Written request:
Take from the listing each line that has the string "tato".

Input rows:
---

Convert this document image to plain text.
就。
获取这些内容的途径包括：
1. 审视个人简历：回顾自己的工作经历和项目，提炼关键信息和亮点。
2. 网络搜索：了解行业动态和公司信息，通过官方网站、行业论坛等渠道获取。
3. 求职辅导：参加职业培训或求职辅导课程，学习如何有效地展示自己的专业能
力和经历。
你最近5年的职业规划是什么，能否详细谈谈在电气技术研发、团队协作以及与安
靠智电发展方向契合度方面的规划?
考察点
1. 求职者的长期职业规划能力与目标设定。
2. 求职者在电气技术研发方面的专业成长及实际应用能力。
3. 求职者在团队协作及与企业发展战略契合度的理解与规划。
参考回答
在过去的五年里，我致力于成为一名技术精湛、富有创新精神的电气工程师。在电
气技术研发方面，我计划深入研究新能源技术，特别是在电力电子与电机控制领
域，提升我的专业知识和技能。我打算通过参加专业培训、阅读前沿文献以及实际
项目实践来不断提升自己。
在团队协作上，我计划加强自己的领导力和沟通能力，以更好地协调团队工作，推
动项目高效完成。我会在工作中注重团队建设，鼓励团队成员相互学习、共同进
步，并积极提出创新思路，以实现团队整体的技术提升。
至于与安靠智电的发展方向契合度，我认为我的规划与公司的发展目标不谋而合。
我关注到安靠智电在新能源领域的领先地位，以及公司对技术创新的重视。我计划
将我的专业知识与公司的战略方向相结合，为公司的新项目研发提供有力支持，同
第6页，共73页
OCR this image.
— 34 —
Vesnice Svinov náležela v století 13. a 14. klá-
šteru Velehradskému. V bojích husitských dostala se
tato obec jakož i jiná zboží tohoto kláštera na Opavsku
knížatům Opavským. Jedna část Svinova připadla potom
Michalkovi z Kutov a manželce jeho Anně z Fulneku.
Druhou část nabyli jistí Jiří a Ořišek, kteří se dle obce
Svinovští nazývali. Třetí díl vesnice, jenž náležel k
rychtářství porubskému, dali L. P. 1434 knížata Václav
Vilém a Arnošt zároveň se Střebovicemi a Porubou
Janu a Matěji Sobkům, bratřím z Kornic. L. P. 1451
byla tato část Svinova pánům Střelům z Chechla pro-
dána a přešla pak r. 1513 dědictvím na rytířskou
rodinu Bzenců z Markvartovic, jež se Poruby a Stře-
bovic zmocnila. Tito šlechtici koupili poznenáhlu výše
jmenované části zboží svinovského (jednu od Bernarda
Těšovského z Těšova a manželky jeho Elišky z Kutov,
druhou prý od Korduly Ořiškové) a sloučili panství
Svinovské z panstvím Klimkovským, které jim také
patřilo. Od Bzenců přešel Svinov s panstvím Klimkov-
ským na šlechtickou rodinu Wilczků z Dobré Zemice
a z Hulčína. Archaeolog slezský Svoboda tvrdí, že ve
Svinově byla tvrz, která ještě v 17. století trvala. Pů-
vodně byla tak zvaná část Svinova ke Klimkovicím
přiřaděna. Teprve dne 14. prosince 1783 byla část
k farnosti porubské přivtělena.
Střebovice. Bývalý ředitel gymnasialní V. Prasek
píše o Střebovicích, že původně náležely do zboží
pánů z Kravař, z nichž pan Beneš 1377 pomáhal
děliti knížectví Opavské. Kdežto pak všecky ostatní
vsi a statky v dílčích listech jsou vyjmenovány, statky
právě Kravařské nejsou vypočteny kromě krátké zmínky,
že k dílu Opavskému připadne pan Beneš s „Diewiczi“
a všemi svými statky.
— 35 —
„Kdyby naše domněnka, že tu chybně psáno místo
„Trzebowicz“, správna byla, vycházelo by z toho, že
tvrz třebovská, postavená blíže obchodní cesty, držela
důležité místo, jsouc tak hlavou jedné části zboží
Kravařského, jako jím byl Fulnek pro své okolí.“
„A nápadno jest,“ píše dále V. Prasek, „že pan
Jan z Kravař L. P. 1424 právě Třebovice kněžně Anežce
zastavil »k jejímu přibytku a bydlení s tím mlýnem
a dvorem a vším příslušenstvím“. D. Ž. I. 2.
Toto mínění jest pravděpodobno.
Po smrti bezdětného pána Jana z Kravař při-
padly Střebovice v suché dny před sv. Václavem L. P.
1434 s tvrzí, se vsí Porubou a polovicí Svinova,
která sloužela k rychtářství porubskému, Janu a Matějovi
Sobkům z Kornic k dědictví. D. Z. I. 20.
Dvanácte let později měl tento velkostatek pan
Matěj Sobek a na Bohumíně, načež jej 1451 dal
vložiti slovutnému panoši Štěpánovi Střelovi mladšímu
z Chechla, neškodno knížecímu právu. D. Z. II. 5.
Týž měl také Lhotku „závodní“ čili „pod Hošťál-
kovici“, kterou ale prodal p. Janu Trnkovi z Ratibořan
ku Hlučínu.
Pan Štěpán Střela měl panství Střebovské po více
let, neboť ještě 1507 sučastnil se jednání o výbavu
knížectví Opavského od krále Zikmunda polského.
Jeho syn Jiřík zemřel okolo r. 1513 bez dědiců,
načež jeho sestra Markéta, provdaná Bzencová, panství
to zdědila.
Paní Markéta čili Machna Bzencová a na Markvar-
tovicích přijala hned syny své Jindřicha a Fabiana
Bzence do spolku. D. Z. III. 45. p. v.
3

---

Output below:
tato obec jakož i jiná zboží tohoto kláštera na Opavsku
byla tato část Svinova pánům Střelům z Chechla pro-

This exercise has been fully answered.